■ RECORDS SUPPLIED:

++++

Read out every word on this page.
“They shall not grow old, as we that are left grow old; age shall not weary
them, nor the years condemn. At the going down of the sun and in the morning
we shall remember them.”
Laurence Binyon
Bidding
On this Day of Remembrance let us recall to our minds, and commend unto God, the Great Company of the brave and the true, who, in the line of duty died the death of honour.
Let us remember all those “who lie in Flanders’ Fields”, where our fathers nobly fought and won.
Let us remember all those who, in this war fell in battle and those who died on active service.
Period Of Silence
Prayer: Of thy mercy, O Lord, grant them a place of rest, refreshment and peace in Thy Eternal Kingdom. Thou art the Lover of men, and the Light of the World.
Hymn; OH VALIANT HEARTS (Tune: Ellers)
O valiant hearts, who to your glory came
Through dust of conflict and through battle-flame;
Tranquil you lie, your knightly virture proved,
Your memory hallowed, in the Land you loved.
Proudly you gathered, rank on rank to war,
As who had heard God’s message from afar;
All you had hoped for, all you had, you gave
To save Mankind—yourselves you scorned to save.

++++

■ SHORT PROBLEM: Pick out the lines that contain "battle" and copy them.

■ WRITTEN SOLUTION:
Let us remember all those who, in this war fell in battle and those who died on active service.
Through dust of conflict and through battle-flame;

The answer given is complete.